→ **GIVEN PROBLEM A**
Copy the records from the line with "close-icon[interactable]: ✖ bbox=[406, 170, 416, 184]" to the line with "chevron-left-icon: ❮ bbox=[31, 568, 43, 585]", keeping both of those lines, with no changes.

A metamaterial absorber is a type of metamaterial intended to efficiently absorb electromagnetic radiation such as light. Furthermore, metamaterials are an advance in materials science. Hence, those metamaterials that are designed to be absorbers offer benefits over conventional absorbers such as further miniaturization, wider adaptability, and increased effectiveness. Intended applications for the metamaterial absorber include emitters, photodetectors, sensors, spatial light modulators, infrared camouflage, wireless communication, and use in solar photovoltaics and thermophotovoltaics.
For example, metamaterial absorbers can be used to improve the performance of photodetectors. Metamaterial absorbers can also be used for enhancing absorption in both solar photovoltaic and thermo-photovoltaic applications. Skin depth engineering can be used in metamaterial absorbers in photovoltaic applications as well as other optoelectronic devices, where optimizing the device performance demands minimizing resistive losses and power consumption, such as photodetectors, laser diodes, and light emitting diodes.

→ **DATA LINES**
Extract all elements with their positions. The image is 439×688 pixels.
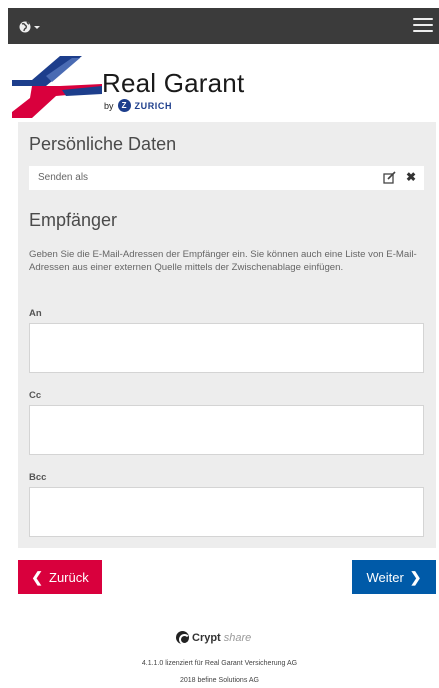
close-icon[interactable]: ✖ bbox=[406, 170, 416, 184]
cc-field[interactable] bbox=[29, 405, 424, 455]
version-line: 4.1.1.0 lizenziert für Real Garant Versi… bbox=[141, 660, 298, 667]
next-button[interactable]: Weiter ❯ bbox=[352, 560, 436, 594]
sender-row: Senden als ✖ bbox=[29, 166, 424, 190]
language-selector[interactable] bbox=[18, 18, 48, 36]
sender-label: Senden als bbox=[38, 172, 89, 183]
real-garant-mark-icon bbox=[12, 56, 102, 118]
recipients-title: Empfänger bbox=[29, 210, 118, 230]
form-panel: Persönliche Daten Senden als ✖ Empfänger… bbox=[18, 122, 436, 548]
brand-subline: by Z ZURICH bbox=[104, 99, 172, 112]
chevron-left-icon: ❮ bbox=[31, 568, 43, 585]
copyright-line: 2018 befine Solutions AG bbox=[179, 677, 259, 684]
hamburger-menu-button[interactable] bbox=[413, 18, 433, 34]
product-main: Crypt bbox=[192, 631, 221, 644]
bcc-label: Bcc bbox=[29, 472, 47, 483]
to-label: An bbox=[29, 308, 42, 319]
cryptshare-logo: Crypt share bbox=[176, 631, 252, 645]
back-button[interactable]: ❮ Zurück bbox=[18, 560, 102, 594]
brand-name: Real Garant bbox=[102, 68, 245, 98]
bcc-field[interactable] bbox=[29, 487, 424, 537]
next-button-label: Weiter bbox=[366, 569, 404, 585]
globe-icon bbox=[19, 21, 40, 33]
edit-icon[interactable] bbox=[383, 171, 396, 184]
top-navbar bbox=[8, 8, 439, 44]
back-button-label: Zurück bbox=[49, 569, 89, 585]
brand-partner: ZURICH bbox=[134, 100, 173, 111]
cc-label: Cc bbox=[29, 390, 42, 401]
to-field[interactable] bbox=[29, 323, 424, 373]
chevron-right-icon: ❯ bbox=[409, 568, 422, 585]
cryptshare-icon bbox=[176, 631, 190, 645]
product-suffix: share bbox=[223, 631, 252, 644]
zurich-icon: Z bbox=[117, 99, 131, 112]
recipients-description: Geben Sie die E-Mail-Adressen der Empfän… bbox=[29, 249, 417, 273]
brand-by: by bbox=[104, 100, 114, 111]
personal-data-title: Persönliche Daten bbox=[29, 134, 177, 154]
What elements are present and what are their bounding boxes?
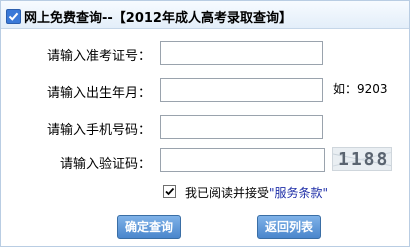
exam-number-input[interactable] <box>160 41 323 65</box>
checkmark-icon <box>165 187 175 196</box>
terms-link[interactable]: "服务条款" <box>269 184 328 201</box>
captcha-text: 1188 <box>338 149 390 170</box>
agree-checkbox[interactable] <box>163 185 176 198</box>
back-to-list-button[interactable]: 返回列表 <box>257 215 321 239</box>
birth-month-hint: 如：9203 <box>333 82 388 96</box>
panel-header: 网上免费查询--【2012年成人高考录取查询】 <box>1 1 409 29</box>
captcha-label: 请输入验证码： <box>59 157 151 172</box>
birth-month-label: 请输入出生年月： <box>46 86 151 101</box>
phone-label: 请输入手机号码： <box>46 123 151 138</box>
captcha-image[interactable]: 1188 <box>332 147 392 171</box>
query-panel: 网上免费查询--【2012年成人高考录取查询】 请输入准考证号： 请输入出生年月… <box>0 0 410 247</box>
birth-month-input[interactable] <box>160 78 323 102</box>
agree-label: 我已阅读并接受 <box>185 186 270 200</box>
page-title: 网上免费查询--【2012年成人高考录取查询】 <box>24 11 292 26</box>
captcha-input[interactable] <box>160 148 325 172</box>
exam-number-label: 请输入准考证号： <box>46 49 151 64</box>
checkbox-checked-icon <box>6 9 21 24</box>
phone-input[interactable] <box>160 115 323 139</box>
confirm-query-button[interactable]: 确定查询 <box>117 215 181 239</box>
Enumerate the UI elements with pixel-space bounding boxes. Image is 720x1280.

→ **GIVEN PROBLEM B**
Extend the passage on metamaterial absorbers beyond its final sentence.

→ **FINAL ANSWER A**
close-icon[interactable]: ✖ bbox=[406, 170, 416, 184]
cc-field[interactable] bbox=[29, 405, 424, 455]
version-line: 4.1.1.0 lizenziert für Real Garant Versi… bbox=[141, 660, 298, 667]
next-button[interactable]: Weiter ❯ bbox=[352, 560, 436, 594]
sender-row: Senden als ✖ bbox=[29, 166, 424, 190]
language-selector[interactable] bbox=[18, 18, 48, 36]
sender-label: Senden als bbox=[38, 172, 89, 183]
real-garant-mark-icon bbox=[12, 56, 102, 118]
recipients-title: Empfänger bbox=[29, 210, 118, 230]
form-panel: Persönliche Daten Senden als ✖ Empfänger… bbox=[18, 122, 436, 548]
brand-subline: by Z ZURICH bbox=[104, 99, 172, 112]
chevron-left-icon: ❮ bbox=[31, 568, 43, 585]

→ **FINAL ANSWER B**
In addition, the advent of metamaterial absorbers enable researchers to further understand the theory of metamaterials which is derived from classical electromagnetic wave theory. This leads to understanding the material's capabilities and reasons for current limitations.
Interest in metamaterials is a result of their flexibility when interacting with and controlling electromagnetic radiation such as light. These are optical materials that can function in a manner similar to glass or prisms. However, these materials extend the capability to control the electromagnetic radiation that flows through them. Also the manner of control is different and new. With conventional materials the way to alter them is to add a chemical or material such as traces of lead added to glass. In contrast, it is the spacing and shape of a given metamaterial's components that define its use and the way it controls electromagnetic radiation. Unlike most conventional materials, researchers in this field can physically control electromagnetic radiation by altering the geometry of the material's components. Also, metamaterials have successfully interacted in electromagnetic bands across the spectrum from radio frequencies, to microwave, terahertz, across the infrared spectrum and almost to visible wavelengths.
"An electromagnetic absorber neither reflects nor transmits the incident radiation. Therefore, the power of the impinging wave is mostly absorbed in the absorber materials. The performance of an absorber depends on its thickness and morphology, and also the materials used to fabricate it."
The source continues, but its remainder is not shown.